[Given problem]: Only the pictures stay out; every record is to be quoted exactly.

(Rows from a figure dataset)
·····

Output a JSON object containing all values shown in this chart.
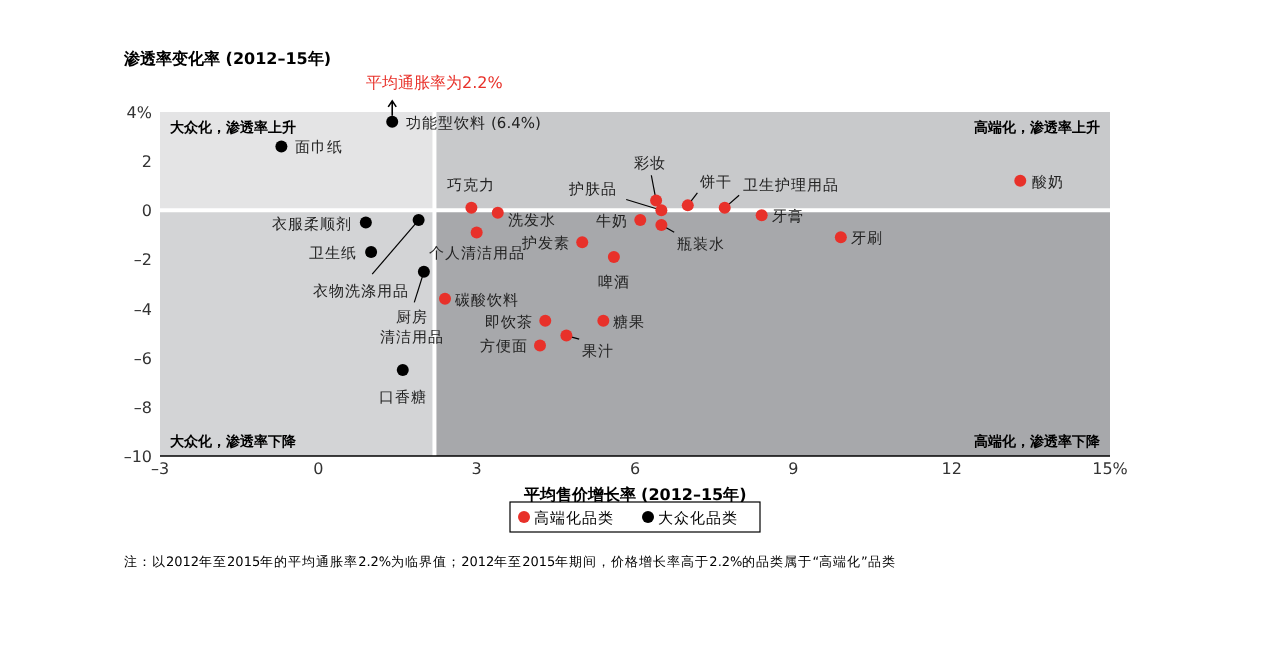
{
  "chart_data": {
    "type": "scatter",
    "title": "渗透率变化率 (2012–15年)",
    "xlabel": "平均售价增长率 (2012–15年)",
    "xlim": [
      -3,
      15
    ],
    "xticks": [
      {
        "value": -3,
        "label": "–3"
      },
      0,
      3,
      6,
      9,
      12,
      {
        "value": 15,
        "label": "15%"
      }
    ],
    "ylim": [
      -10,
      4
    ],
    "yticks": [
      {
        "value": -10,
        "label": "–10"
      },
      {
        "value": -8,
        "label": "–8"
      },
      {
        "value": -6,
        "label": "–6"
      },
      {
        "value": -4,
        "label": "–4"
      },
      {
        "value": -2,
        "label": "–2"
      },
      0,
      2,
      {
        "value": 4,
        "label": "4%"
      }
    ],
    "grid": false,
    "legend": "bottom",
    "marker": "circle",
    "bands": [
      {
        "axis": "x",
        "from": -3,
        "to": 2.2,
        "color": "#d3d4d6"
      },
      {
        "axis": "x",
        "from": 2.2,
        "to": 15,
        "color": "#a7a8ab"
      },
      {
        "axis": "y",
        "from": 0,
        "to": 4,
        "color": "#ffffff"
      }
    ],
    "ref_lines": [
      {
        "axis": "x",
        "value": 2.2,
        "label": "平均通胀率为2.2%",
        "color": "#ffffff"
      },
      {
        "axis": "y",
        "value": 0,
        "color": "#ffffff"
      }
    ],
    "series": [
      {
        "name": "高端化品类",
        "color": "#e8312a",
        "x": [
          2.9,
          3.4,
          3.0,
          5.0,
          5.6,
          6.4,
          6.5,
          7.0,
          7.7,
          6.1,
          6.5,
          8.4,
          9.9,
          13.3,
          2.4,
          4.3,
          5.4,
          4.7,
          4.2
        ],
        "values": [
          0.1,
          -0.1,
          -0.9,
          -1.3,
          -1.9,
          0.4,
          0.0,
          0.2,
          0.1,
          -0.4,
          -0.6,
          -0.2,
          -1.1,
          1.2,
          -3.6,
          -4.5,
          -4.5,
          -5.1,
          -5.5
        ],
        "value_labels": [
          "巧克力",
          "洗发水",
          "个人清洁用品",
          "护发素",
          "啤酒",
          "彩妆",
          "护肤品",
          "饼干",
          "卫生护理用品",
          "牛奶",
          "瓶装水",
          "牙膏",
          "牙刷",
          "酸奶",
          "碳酸饮料",
          "即饮茶",
          "糖果",
          "果汁",
          "方便面"
        ]
      },
      {
        "name": "大众化品类",
        "color": "#000000",
        "x": [
          1.4,
          -0.7,
          0.9,
          1.9,
          1.0,
          2.0,
          1.6
        ],
        "values": [
          3.6,
          2.6,
          -0.5,
          -0.4,
          -1.7,
          -2.5,
          -6.5
        ],
        "value_labels": [
          null,
          "面巾纸",
          "衣服柔顺剂",
          "衣物洗涤用品",
          "卫生纸",
          "厨房清洁用品",
          "口香糖"
        ]
      }
    ],
    "annotations": [
      {
        "text": "功能型饮料 (6.4%)",
        "x": 1.4,
        "y": 3.6
      },
      "大众化，渗透率上升",
      "高端化，渗透率上升",
      "大众化，渗透率下降",
      "高端化，渗透率下降",
      "注：以2012年至2015年的平均通胀率2.2%为临界值；2012年至2015年期间，价格增长率高于2.2%的品类属于“高端化”品类"
    ]
  }
}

·····

[The output]:
Output a JSON object containing all values shown in this chart.
{
  "chart_data": {
    "type": "scatter",
    "title": "渗透率变化率 (2012–15年)",
    "xlabel": "平均售价增长率 (2012–15年)",
    "xlim": [
      -3,
      15
    ],
    "xticks": [
      {
        "value": -3,
        "label": "–3"
      },
      0,
      3,
      6,
      9,
      12,
      {
        "value": 15,
        "label": "15%"
      }
    ],
    "ylim": [
      -10,
      4
    ],
    "yticks": [
      {
        "value": -10,
        "label": "–10"
      },
      {
        "value": -8,
        "label": "–8"
      },
      {
        "value": -6,
        "label": "–6"
      },
      {
        "value": -4,
        "label": "–4"
      },
      {
        "value": -2,
        "label": "–2"
      },
      0,
      2,
      {
        "value": 4,
        "label": "4%"
      }
    ],
    "grid": false,
    "legend": "bottom",
    "marker": "circle",
    "bands": [
      {
        "axis": "x",
        "from": -3,
        "to": 2.2,
        "color": "#d3d4d6"
      },
      {
        "axis": "x",
        "from": 2.2,
        "to": 15,
        "color": "#a7a8ab"
      },
      {
        "axis": "y",
        "from": 0,
        "to": 4,
        "color": "#ffffff"
      }
    ],
    "ref_lines": [
      {
        "axis": "x",
        "value": 2.2,
        "label": "平均通胀率为2.2%",
        "color": "#ffffff"
      },
      {
        "axis": "y",
        "value": 0,
        "color": "#ffffff"
      }
    ],
    "series": [
      {
        "name": "高端化品类",
        "color": "#e8312a",
        "x": [
          2.9,
          3.4,
          3.0,
          5.0,
          5.6,
          6.4,
          6.5,
          7.0,
          7.7,
          6.1,
          6.5,
          8.4,
          9.9,
          13.3,
          2.4,
          4.3,
          5.4,
          4.7,
          4.2
        ],
        "values": [
          0.1,
          -0.1,
          -0.9,
          -1.3,
          -1.9,
          0.4,
          0.0,
          0.2,
          0.1,
          -0.4,
          -0.6,
          -0.2,
          -1.1,
          1.2,
          -3.6,
          -4.5,
          -4.5,
          -5.1,
          -5.5
        ],
        "value_labels": [
          "巧克力",
          "洗发水",
          "个人清洁用品",
          "护发素",
          "啤酒",
          "彩妆",
          "护肤品",
          "饼干",
          "卫生护理用品",
          "牛奶",
          "瓶装水",
          "牙膏",
          "牙刷",
          "酸奶",
          "碳酸饮料",
          "即饮茶",
          "糖果",
          "果汁",
          "方便面"
        ]
      },
      {
        "name": "大众化品类",
        "color": "#000000",
        "x": [
          1.4,
          -0.7,
          0.9,
          1.9,
          1.0,
          2.0,
          1.6
        ],
        "values": [
          3.6,
          2.6,
          -0.5,
          -0.4,
          -1.7,
          -2.5,
          -6.5
        ],
        "value_labels": [
          null,
          "面巾纸",
          "衣服柔顺剂",
          "衣物洗涤用品",
          "卫生纸",
          "厨房清洁用品",
          "口香糖"
        ]
      }
    ],
    "annotations": [
      {
        "text": "功能型饮料 (6.4%)",
        "x": 1.4,
        "y": 3.6
      },
      "大众化，渗透率上升",
      "高端化，渗透率上升",
      "大众化，渗透率下降",
      "高端化，渗透率下降",
      "注：以2012年至2015年的平均通胀率2.2%为临界值；2012年至2015年期间，价格增长率高于2.2%的品类属于“高端化”品类"
    ]
  }
}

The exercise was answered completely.